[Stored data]
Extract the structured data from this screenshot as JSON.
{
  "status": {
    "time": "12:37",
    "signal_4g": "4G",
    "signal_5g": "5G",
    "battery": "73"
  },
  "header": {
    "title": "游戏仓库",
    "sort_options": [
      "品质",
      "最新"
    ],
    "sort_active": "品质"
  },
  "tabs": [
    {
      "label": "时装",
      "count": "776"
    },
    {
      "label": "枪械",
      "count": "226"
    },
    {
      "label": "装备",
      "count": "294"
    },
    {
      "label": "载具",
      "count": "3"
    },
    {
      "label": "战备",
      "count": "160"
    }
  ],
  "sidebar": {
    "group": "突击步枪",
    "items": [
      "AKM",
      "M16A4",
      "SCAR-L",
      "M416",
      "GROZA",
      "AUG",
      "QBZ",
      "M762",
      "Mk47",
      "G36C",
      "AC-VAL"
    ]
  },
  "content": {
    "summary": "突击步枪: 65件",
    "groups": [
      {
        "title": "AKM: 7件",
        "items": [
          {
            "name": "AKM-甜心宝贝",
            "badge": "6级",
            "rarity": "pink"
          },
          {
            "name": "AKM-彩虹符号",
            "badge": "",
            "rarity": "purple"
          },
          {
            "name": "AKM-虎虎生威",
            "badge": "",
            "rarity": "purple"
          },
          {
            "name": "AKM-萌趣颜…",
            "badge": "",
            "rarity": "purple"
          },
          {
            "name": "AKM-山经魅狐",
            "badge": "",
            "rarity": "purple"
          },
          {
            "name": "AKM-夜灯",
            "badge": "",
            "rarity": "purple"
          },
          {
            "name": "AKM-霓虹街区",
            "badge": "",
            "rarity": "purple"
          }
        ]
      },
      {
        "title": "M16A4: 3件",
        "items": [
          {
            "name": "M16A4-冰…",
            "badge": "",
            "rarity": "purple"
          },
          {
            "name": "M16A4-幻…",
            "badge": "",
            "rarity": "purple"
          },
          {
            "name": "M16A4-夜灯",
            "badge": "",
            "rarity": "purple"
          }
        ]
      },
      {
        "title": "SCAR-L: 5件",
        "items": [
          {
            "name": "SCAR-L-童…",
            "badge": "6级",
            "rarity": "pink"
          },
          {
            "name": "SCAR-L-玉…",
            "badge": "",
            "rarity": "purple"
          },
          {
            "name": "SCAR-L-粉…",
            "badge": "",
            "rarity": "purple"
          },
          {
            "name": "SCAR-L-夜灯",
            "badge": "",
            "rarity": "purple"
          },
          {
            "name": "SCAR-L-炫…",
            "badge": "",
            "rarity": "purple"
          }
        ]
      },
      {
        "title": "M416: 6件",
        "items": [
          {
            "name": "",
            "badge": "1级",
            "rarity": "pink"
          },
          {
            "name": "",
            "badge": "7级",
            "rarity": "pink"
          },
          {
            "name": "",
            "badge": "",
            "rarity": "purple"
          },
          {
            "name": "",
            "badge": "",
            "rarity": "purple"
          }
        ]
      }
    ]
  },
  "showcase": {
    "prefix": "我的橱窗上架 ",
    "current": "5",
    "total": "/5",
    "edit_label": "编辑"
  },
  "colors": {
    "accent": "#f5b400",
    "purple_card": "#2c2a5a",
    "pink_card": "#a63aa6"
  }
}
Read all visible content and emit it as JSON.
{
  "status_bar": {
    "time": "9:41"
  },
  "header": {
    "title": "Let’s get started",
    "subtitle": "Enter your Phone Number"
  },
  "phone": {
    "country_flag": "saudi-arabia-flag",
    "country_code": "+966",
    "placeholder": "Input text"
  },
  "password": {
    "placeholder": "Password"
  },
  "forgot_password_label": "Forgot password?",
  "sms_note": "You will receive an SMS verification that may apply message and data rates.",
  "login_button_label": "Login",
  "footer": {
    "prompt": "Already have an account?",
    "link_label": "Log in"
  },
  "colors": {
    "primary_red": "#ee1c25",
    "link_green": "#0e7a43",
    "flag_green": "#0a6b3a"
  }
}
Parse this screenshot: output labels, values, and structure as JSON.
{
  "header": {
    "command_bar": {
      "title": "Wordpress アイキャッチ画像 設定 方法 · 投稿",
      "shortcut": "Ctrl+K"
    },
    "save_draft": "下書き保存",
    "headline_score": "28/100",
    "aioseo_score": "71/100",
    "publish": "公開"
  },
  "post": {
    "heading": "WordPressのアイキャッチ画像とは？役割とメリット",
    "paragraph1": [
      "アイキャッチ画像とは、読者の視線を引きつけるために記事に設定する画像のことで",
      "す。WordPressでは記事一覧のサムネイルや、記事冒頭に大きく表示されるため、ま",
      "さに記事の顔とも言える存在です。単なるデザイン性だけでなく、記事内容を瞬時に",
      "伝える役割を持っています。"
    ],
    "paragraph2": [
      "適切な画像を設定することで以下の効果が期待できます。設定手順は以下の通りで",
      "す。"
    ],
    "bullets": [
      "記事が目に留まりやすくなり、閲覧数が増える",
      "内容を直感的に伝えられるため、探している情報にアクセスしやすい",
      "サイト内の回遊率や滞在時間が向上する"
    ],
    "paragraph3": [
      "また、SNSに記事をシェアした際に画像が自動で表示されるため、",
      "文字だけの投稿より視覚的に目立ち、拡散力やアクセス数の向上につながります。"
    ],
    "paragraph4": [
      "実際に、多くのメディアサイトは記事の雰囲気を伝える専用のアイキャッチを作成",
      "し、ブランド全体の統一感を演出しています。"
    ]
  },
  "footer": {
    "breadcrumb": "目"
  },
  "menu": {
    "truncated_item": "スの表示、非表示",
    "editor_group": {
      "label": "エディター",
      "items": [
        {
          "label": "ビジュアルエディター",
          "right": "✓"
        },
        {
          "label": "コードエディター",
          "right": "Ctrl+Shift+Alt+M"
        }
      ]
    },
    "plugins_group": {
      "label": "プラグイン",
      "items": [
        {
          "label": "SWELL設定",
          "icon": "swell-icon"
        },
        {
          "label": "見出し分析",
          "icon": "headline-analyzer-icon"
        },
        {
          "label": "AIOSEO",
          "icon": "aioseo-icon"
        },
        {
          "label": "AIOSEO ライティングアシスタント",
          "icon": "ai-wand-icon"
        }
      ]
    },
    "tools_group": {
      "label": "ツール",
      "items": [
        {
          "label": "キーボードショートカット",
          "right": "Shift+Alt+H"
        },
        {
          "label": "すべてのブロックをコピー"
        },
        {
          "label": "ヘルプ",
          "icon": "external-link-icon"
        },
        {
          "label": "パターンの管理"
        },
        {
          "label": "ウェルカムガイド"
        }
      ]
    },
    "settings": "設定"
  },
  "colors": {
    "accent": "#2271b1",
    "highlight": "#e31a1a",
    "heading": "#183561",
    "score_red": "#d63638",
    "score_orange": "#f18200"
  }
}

— Task objective —
Copy every line above that holds the word "screenshot".

— Answer below —
Extract the structured data from this screenshot as JSON.
Parse this screenshot: output labels, values, and structure as JSON.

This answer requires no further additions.